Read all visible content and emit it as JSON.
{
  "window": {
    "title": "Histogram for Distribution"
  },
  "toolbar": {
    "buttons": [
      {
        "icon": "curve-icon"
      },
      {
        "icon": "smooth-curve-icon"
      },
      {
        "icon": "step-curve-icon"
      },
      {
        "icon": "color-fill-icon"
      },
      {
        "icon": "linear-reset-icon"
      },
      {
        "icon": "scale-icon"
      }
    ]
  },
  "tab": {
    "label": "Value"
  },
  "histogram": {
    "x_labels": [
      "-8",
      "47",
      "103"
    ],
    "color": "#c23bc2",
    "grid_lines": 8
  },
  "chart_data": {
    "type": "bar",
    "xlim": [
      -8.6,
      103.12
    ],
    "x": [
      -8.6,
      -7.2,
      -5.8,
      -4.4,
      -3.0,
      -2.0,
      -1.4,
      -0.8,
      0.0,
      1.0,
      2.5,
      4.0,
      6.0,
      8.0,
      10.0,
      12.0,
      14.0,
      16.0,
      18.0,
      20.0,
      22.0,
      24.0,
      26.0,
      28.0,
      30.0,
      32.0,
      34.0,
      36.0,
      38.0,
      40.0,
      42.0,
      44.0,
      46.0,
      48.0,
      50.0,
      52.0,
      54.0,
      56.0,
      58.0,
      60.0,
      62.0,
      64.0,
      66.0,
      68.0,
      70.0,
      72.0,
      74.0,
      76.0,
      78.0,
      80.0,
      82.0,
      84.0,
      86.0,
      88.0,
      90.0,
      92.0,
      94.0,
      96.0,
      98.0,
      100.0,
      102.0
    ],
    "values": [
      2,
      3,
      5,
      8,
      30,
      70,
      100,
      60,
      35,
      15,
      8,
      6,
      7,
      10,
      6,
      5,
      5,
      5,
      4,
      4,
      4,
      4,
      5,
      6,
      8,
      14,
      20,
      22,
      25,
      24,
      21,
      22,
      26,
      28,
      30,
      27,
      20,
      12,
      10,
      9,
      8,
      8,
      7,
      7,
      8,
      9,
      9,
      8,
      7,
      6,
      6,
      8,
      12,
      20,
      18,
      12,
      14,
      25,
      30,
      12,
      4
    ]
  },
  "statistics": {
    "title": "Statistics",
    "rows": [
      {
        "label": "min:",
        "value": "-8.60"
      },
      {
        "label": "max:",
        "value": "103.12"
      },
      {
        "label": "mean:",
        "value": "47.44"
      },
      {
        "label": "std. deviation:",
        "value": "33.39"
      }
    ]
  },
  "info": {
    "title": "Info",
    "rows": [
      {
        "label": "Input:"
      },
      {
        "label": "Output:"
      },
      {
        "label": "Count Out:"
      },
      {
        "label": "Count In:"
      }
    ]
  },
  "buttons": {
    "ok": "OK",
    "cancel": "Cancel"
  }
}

**To do**
Reproduce each line verbatim.

**Expected answer**
Read all visible content and emit it as JSON.
{
  "window": {
    "title": "Histogram for Distribution"
  },
  "toolbar": {
    "buttons": [
      {
        "icon": "curve-icon"
      },
      {
        "icon": "smooth-curve-icon"
      },
      {
        "icon": "step-curve-icon"
      },
      {
        "icon": "color-fill-icon"
      },
      {
        "icon": "linear-reset-icon"
      },
      {
        "icon": "scale-icon"
      }
    ]
  },
  "tab": {
    "label": "Value"
  },
  "histogram": {
    "x_labels": [
      "-8",
      "47",
      "103"
    ],
    "color": "#c23bc2",
    "grid_lines": 8
  },
  "chart_data": {
    "type": "bar",
    "xlim": [
      -8.6,
      103.12
    ],
    "x": [
      -8.6,
      -7.2,
      -5.8,
      -4.4,
      -3.0,
      -2.0,
      -1.4,
      -0.8,
      0.0,
      1.0,
      2.5,
      4.0,
      6.0,
      8.0,
      10.0,
      12.0,
      14.0,
      16.0,
      18.0,
      20.0,
      22.0,
      24.0,
      26.0,
      28.0,
      30.0,
      32.0,
      34.0,
      36.0,
      38.0,
      40.0,
      42.0,
      44.0,
      46.0,
      48.0,
      50.0,
      52.0,
      54.0,
      56.0,
      58.0,
      60.0,
      62.0,
      64.0,
      66.0,
      68.0,
      70.0,
      72.0,
      74.0,
      76.0,
      78.0,
      80.0,
      82.0,
      84.0,
      86.0,
      88.0,
      90.0,
      92.0,
      94.0,
      96.0,
      98.0,
      100.0,
      102.0
    ],
    "values": [
      2,
      3,
      5,
      8,
      30,
      70,
      100,
      60,
      35,
      15,
      8,
      6,
      7,
      10,
      6,
      5,
      5,
      5,
      4,
      4,
      4,
      4,
      5,
      6,
      8,
      14,
      20,
      22,
      25,
      24,
      21,
      22,
      26,
      28,
      30,
      27,
      20,
      12,
      10,
      9,
      8,
      8,
      7,
      7,
      8,
      9,
      9,
      8,
      7,
      6,
      6,
      8,
      12,
      20,
      18,
      12,
      14,
      25,
      30,
      12,
      4
    ]
  },
  "statistics": {
    "title": "Statistics",
    "rows": [
      {
        "label": "min:",
        "value": "-8.60"
      },
      {
        "label": "max:",
        "value": "103.12"
      },
      {
        "label": "mean:",
        "value": "47.44"
      },
      {
        "label": "std. deviation:",
        "value": "33.39"
      }
    ]
  },
  "info": {
    "title": "Info",
    "rows": [
      {
        "label": "Input:"
      },
      {
        "label": "Output:"
      },
      {
        "label": "Count Out:"
      },
      {
        "label": "Count In:"
      }
    ]
  },
  "buttons": {
    "ok": "OK",
    "cancel": "Cancel"
  }
}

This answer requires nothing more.